■ DIRECTION
Reproduce the records. Keep every word exact and include no images.

(Dataset records)
>> Start
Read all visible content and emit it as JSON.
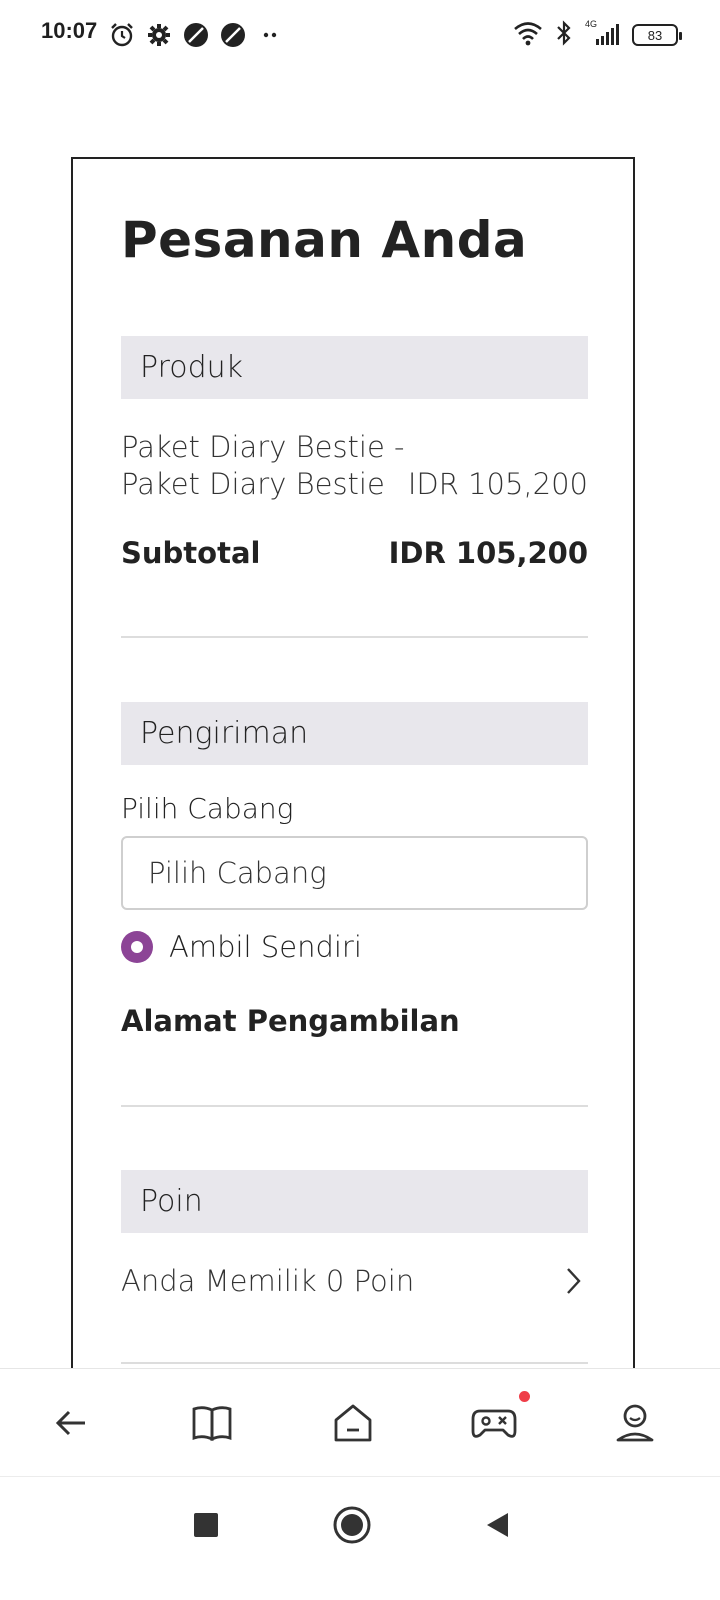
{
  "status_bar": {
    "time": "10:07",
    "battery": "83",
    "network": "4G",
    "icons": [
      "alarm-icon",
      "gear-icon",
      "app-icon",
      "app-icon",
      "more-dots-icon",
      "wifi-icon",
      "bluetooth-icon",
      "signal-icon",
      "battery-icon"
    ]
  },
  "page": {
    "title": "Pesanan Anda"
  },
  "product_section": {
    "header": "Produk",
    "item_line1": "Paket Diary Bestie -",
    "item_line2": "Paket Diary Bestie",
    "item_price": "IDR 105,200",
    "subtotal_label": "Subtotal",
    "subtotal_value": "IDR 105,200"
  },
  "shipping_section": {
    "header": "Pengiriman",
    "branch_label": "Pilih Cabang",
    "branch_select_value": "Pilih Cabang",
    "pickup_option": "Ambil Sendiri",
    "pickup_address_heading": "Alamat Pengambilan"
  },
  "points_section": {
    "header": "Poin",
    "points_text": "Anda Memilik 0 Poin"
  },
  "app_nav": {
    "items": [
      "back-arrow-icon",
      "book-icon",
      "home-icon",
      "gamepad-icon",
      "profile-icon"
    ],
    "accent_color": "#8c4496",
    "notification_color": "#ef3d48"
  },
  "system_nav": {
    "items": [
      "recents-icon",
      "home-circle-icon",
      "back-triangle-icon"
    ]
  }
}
>> End
■ WRITTEN ANSWER
Read all visible content and emit it as JSON.
{
  "status_bar": {
    "time": "10:07",
    "battery": "83",
    "network": "4G",
    "icons": [
      "alarm-icon",
      "gear-icon",
      "app-icon",
      "app-icon",
      "more-dots-icon",
      "wifi-icon",
      "bluetooth-icon",
      "signal-icon",
      "battery-icon"
    ]
  },
  "page": {
    "title": "Pesanan Anda"
  },
  "product_section": {
    "header": "Produk",
    "item_line1": "Paket Diary Bestie -",
    "item_line2": "Paket Diary Bestie",
    "item_price": "IDR 105,200",
    "subtotal_label": "Subtotal",
    "subtotal_value": "IDR 105,200"
  },
  "shipping_section": {
    "header": "Pengiriman",
    "branch_label": "Pilih Cabang",
    "branch_select_value": "Pilih Cabang",
    "pickup_option": "Ambil Sendiri",
    "pickup_address_heading": "Alamat Pengambilan"
  },
  "points_section": {
    "header": "Poin",
    "points_text": "Anda Memilik 0 Poin"
  },
  "app_nav": {
    "items": [
      "back-arrow-icon",
      "book-icon",
      "home-icon",
      "gamepad-icon",
      "profile-icon"
    ],
    "accent_color": "#8c4496",
    "notification_color": "#ef3d48"
  },
  "system_nav": {
    "items": [
      "recents-icon",
      "home-circle-icon",
      "back-triangle-icon"
    ]
  }
}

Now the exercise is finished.